Task goal
Take the line that contains "Give me a plain-text" and every line after it in the material below, and quote them exactly.

Provided records
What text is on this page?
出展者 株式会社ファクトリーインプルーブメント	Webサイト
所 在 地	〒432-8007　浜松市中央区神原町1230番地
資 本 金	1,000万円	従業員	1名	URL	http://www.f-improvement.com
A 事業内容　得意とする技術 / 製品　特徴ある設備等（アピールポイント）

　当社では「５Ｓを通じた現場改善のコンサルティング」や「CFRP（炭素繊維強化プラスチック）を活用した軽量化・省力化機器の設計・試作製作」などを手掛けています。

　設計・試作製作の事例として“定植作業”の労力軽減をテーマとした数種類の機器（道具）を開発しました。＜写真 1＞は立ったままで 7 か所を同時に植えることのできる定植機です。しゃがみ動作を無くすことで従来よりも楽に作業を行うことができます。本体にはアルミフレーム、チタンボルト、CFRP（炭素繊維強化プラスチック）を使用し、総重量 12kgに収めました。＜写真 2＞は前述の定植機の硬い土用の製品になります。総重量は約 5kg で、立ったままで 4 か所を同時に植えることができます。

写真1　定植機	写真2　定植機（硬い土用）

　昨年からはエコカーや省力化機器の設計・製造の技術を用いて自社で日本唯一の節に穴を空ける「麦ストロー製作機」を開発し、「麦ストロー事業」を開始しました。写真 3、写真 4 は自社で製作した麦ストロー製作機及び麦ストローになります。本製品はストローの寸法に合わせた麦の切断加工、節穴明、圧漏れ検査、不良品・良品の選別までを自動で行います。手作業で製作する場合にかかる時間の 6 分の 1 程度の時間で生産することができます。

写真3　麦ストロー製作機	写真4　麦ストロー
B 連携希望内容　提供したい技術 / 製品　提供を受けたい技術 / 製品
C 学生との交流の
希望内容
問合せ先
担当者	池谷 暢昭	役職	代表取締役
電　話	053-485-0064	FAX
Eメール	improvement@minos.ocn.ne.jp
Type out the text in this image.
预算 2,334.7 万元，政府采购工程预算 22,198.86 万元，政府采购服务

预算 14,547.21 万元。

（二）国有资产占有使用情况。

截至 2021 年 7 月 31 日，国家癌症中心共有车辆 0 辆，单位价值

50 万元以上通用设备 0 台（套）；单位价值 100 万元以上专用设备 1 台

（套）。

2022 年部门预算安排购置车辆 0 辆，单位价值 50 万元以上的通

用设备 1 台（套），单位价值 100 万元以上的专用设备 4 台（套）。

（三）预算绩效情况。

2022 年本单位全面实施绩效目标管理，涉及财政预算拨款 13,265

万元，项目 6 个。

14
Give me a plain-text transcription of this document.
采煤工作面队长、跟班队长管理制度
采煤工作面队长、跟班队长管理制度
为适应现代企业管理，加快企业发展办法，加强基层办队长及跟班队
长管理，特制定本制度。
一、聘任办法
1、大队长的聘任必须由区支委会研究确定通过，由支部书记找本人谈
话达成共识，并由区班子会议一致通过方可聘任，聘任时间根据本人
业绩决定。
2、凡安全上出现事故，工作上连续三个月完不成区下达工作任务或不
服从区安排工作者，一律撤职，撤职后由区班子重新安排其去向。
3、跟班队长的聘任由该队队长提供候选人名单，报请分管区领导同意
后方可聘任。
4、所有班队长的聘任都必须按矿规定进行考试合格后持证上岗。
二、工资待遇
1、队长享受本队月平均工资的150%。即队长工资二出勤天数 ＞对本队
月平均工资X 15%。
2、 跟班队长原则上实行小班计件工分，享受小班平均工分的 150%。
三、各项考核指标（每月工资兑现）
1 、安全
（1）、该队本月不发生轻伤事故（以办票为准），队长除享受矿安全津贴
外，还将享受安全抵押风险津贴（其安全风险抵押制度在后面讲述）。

The response
Give me a plain-text transcription of this document.
采煤工作面队长、跟班队长管理制度
采煤工作面队长、跟班队长管理制度
为适应现代企业管理，加快企业发展办法，加强基层办队长及跟班队
长管理，特制定本制度。
一、聘任办法
1、大队长的聘任必须由区支委会研究确定通过，由支部书记找本人谈
话达成共识，并由区班子会议一致通过方可聘任，聘任时间根据本人
业绩决定。
2、凡安全上出现事故，工作上连续三个月完不成区下达工作任务或不
服从区安排工作者，一律撤职，撤职后由区班子重新安排其去向。
3、跟班队长的聘任由该队队长提供候选人名单，报请分管区领导同意
后方可聘任。
4、所有班队长的聘任都必须按矿规定进行考试合格后持证上岗。
二、工资待遇
1、队长享受本队月平均工资的150%。即队长工资二出勤天数 ＞对本队
月平均工资X 15%。
2、 跟班队长原则上实行小班计件工分，享受小班平均工分的 150%。
三、各项考核指标（每月工资兑现）
1 、安全
（1）、该队本月不发生轻伤事故（以办票为准），队长除享受矿安全津贴
外，还将享受安全抵押风险津贴（其安全风险抵押制度在后面讲述）。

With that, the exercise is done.